• _Written exercise_
Tell me how many lines hold "base", please, using only the number.

• _Excerpted records_
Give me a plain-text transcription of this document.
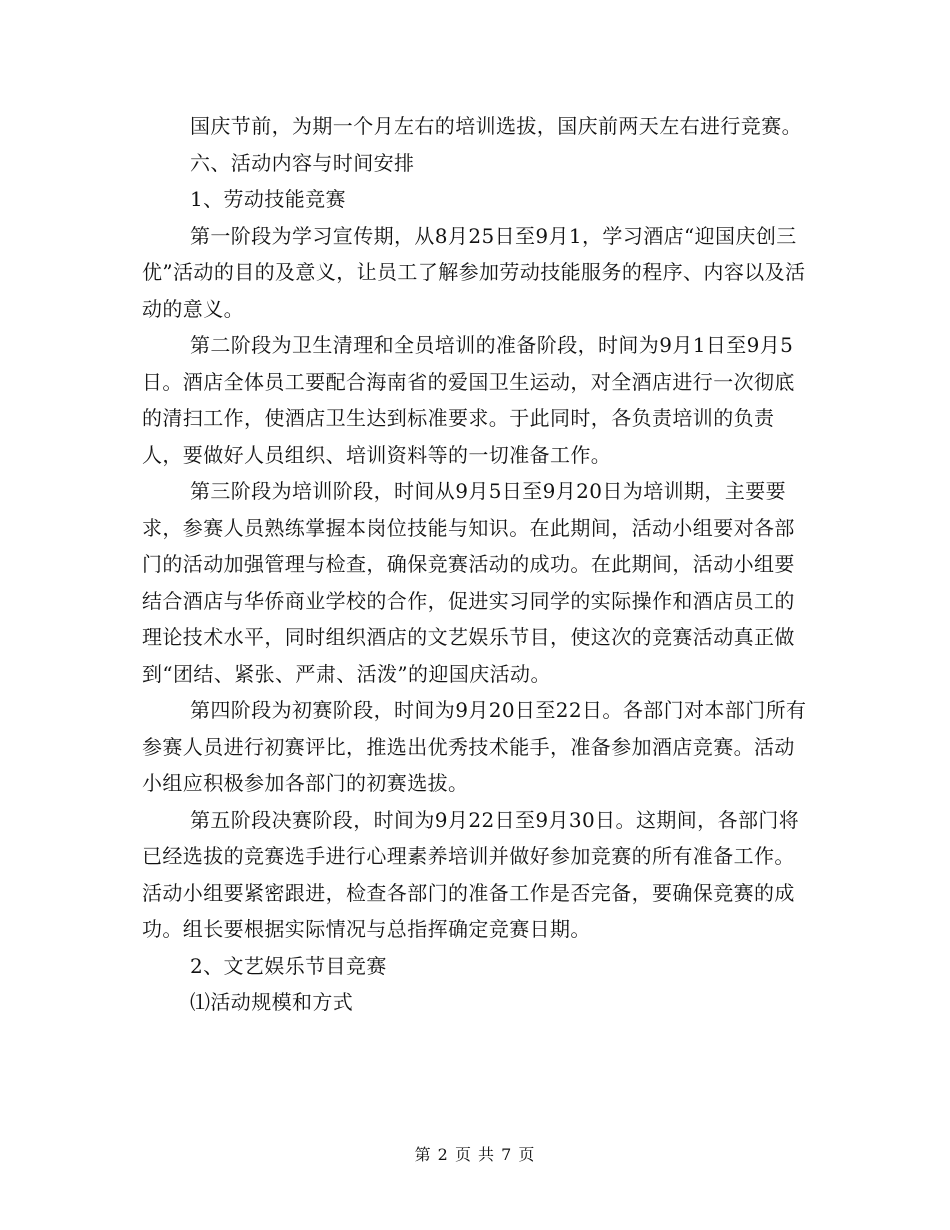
国庆节前，为期一个月左右的培训选拔，国庆前两天左右进行竞赛。

六、活动内容与时间安排

1、劳动技能竞赛

第一阶段为学习宣传期，从8月25日至9月1，学习酒店“迎国庆创三优”活动的目的及意义，让员工了解参加劳动技能服务的程序、内容以及活动的意义。

第二阶段为卫生清理和全员培训的准备阶段，时间为9月1日至9月5日。酒店全体员工要配合海南省的爱国卫生运动，对全酒店进行一次彻底的清扫工作，使酒店卫生达到标准要求。于此同时，各负责培训的负责人，要做好人员组织、培训资料等的一切准备工作。

第三阶段为培训阶段，时间从9月5日至9月20日为培训期，主要要求，参赛人员熟练掌握本岗位技能与知识。在此期间，活动小组要对各部门的活动加强管理与检查，确保竞赛活动的成功。在此期间，活动小组要结合酒店与华侨商业学校的合作，促进实习同学的实际操作和酒店员工的理论技术水平，同时组织酒店的文艺娱乐节目，使这次的竞赛活动真正做到“团结、紧张、严肃、活泼”的迎国庆活动。

第四阶段为初赛阶段，时间为9月20日至22日。各部门对本部门所有参赛人员进行初赛评比，推选出优秀技术能手，准备参加酒店竞赛。活动小组应积极参加各部门的初赛选拔。

第五阶段决赛阶段，时间为9月22日至9月30日。这期间，各部门将已经选拔的竞赛选手进行心理素养培训并做好参加竞赛的所有准备工作。活动小组要紧密跟进，检查各部门的准备工作是否完备，要确保竞赛的成功。组长要根据实际情况与总指挥确定竞赛日期。

2、文艺娱乐节目竞赛

⑴活动规模和方式

第 2 页 共 7 页
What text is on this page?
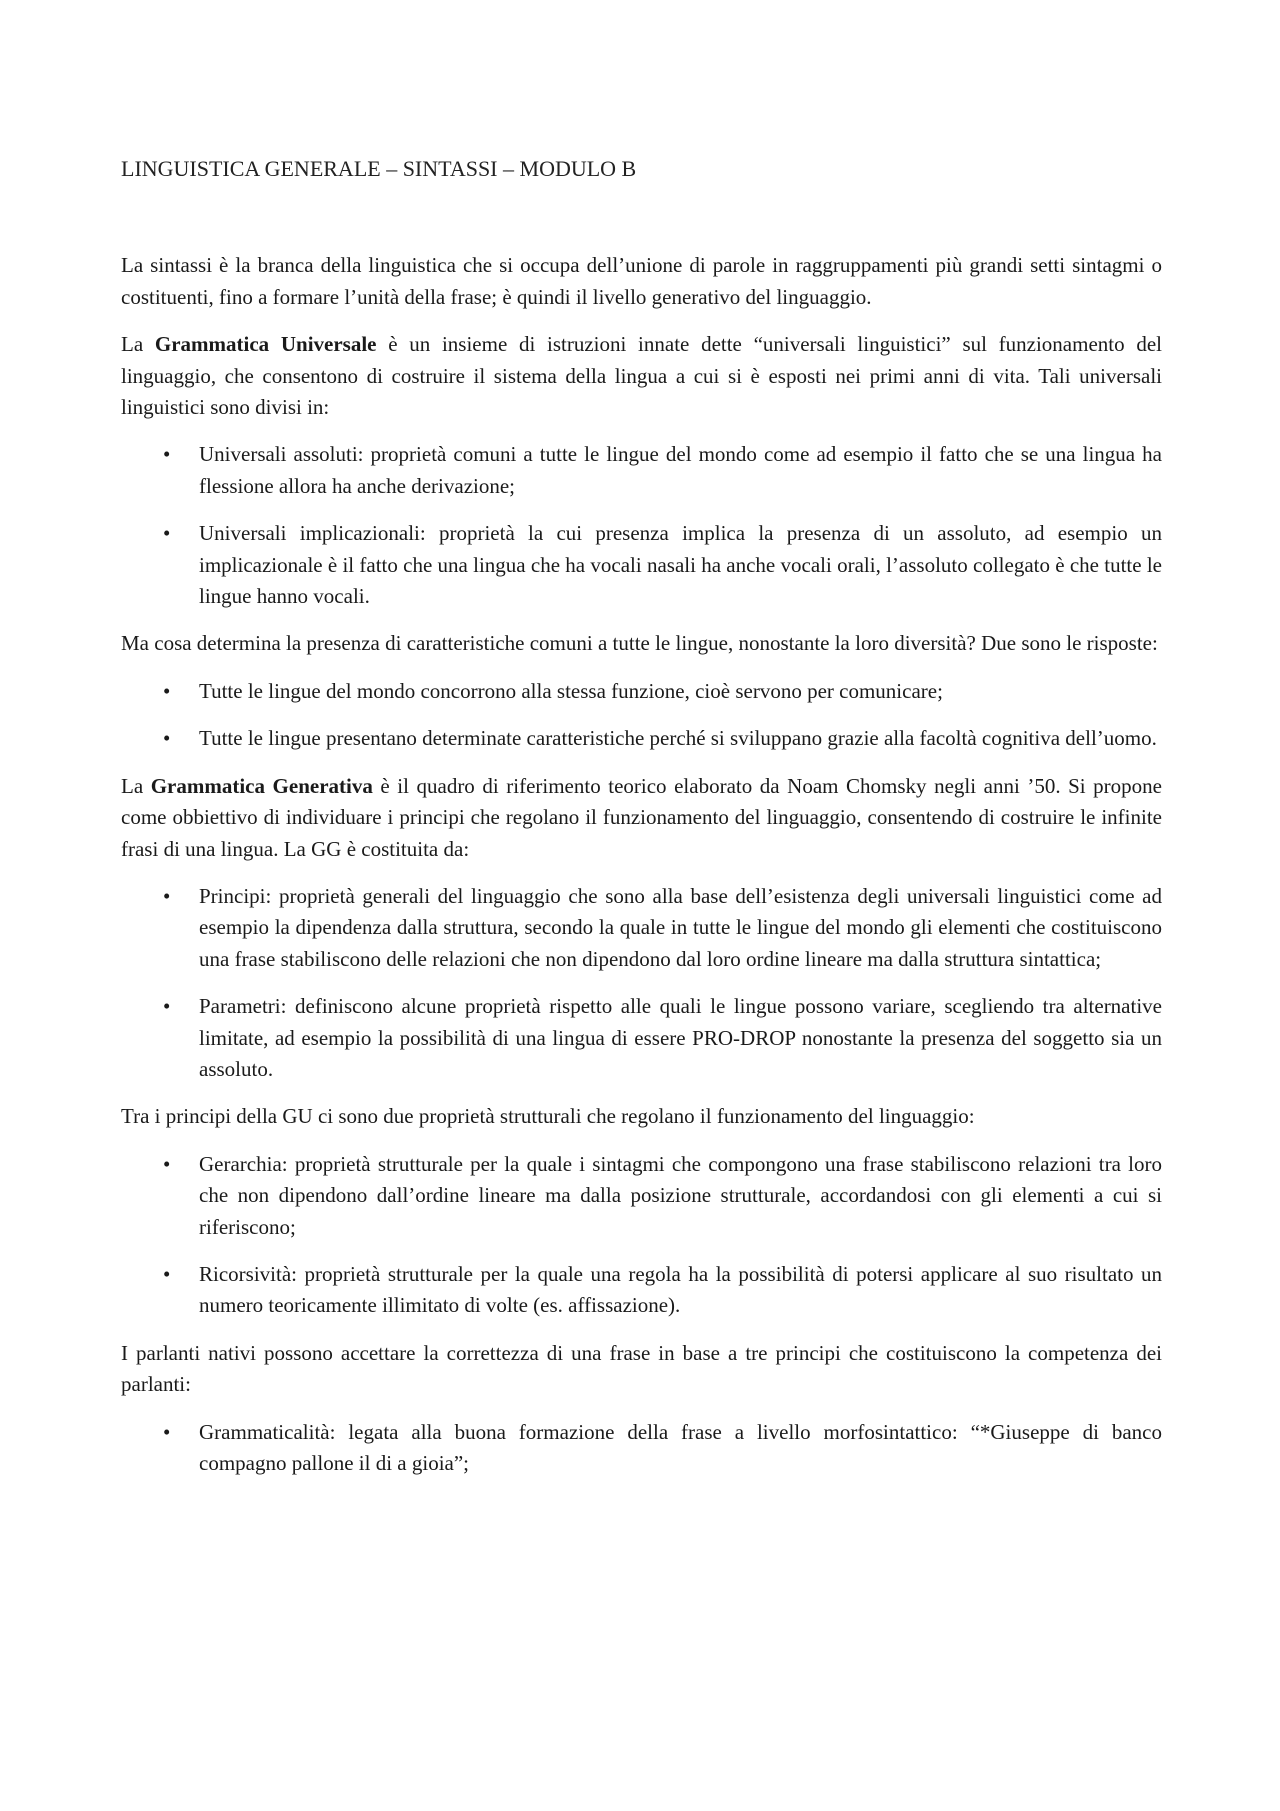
LINGUISTICA GENERALE – SINTASSI – MODULO B

La sintassi è la branca della linguistica che si occupa dell’unione di parole in raggruppamenti più grandi setti sintagmi o costituenti, fino a formare l’unità della frase; è quindi il livello generativo del linguaggio.

La Grammatica Universale è un insieme di istruzioni innate dette “universali linguistici” sul funzionamento del linguaggio, che consentono di costruire il sistema della lingua a cui si è esposti nei primi anni di vita. Tali universali linguistici sono divisi in:

• Universali assoluti: proprietà comuni a tutte le lingue del mondo come ad esempio il fatto che se una lingua ha flessione allora ha anche derivazione;
• Universali implicazionali: proprietà la cui presenza implica la presenza di un assoluto, ad esempio un implicazionale è il fatto che una lingua che ha vocali nasali ha anche vocali orali, l’assoluto collegato è che tutte le lingue hanno vocali.

Ma cosa determina la presenza di caratteristiche comuni a tutte le lingue, nonostante la loro diversità? Due sono le risposte:

• Tutte le lingue del mondo concorrono alla stessa funzione, cioè servono per comunicare;
• Tutte le lingue presentano determinate caratteristiche perché si sviluppano grazie alla facoltà cognitiva dell’uomo.

La Grammatica Generativa è il quadro di riferimento teorico elaborato da Noam Chomsky negli anni ’50. Si propone come obbiettivo di individuare i principi che regolano il funzionamento del linguaggio, consentendo di costruire le infinite frasi di una lingua. La GG è costituita da:

• Principi: proprietà generali del linguaggio che sono alla base dell’esistenza degli universali linguistici come ad esempio la dipendenza dalla struttura, secondo la quale in tutte le lingue del mondo gli elementi che costituiscono una frase stabiliscono delle relazioni che non dipendono dal loro ordine lineare ma dalla struttura sintattica;
• Parametri: definiscono alcune proprietà rispetto alle quali le lingue possono variare, scegliendo tra alternative limitate, ad esempio la possibilità di una lingua di essere PRO-DROP nonostante la presenza del soggetto sia un assoluto.

Tra i principi della GU ci sono due proprietà strutturali che regolano il funzionamento del linguaggio:

• Gerarchia: proprietà strutturale per la quale i sintagmi che compongono una frase stabiliscono relazioni tra loro che non dipendono dall’ordine lineare ma dalla posizione strutturale, accordandosi con gli elementi a cui si riferiscono;
• Ricorsività: proprietà strutturale per la quale una regola ha la possibilità di potersi applicare al suo risultato un numero teoricamente illimitato di volte (es. affissazione).

I parlanti nativi possono accettare la correttezza di una frase in base a tre principi che costituiscono la competenza dei parlanti:

• Grammaticalità: legata alla buona formazione della frase a livello morfosintattico: “*Giuseppe di banco compagno pallone il di a gioia”;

• _Worked solution_
2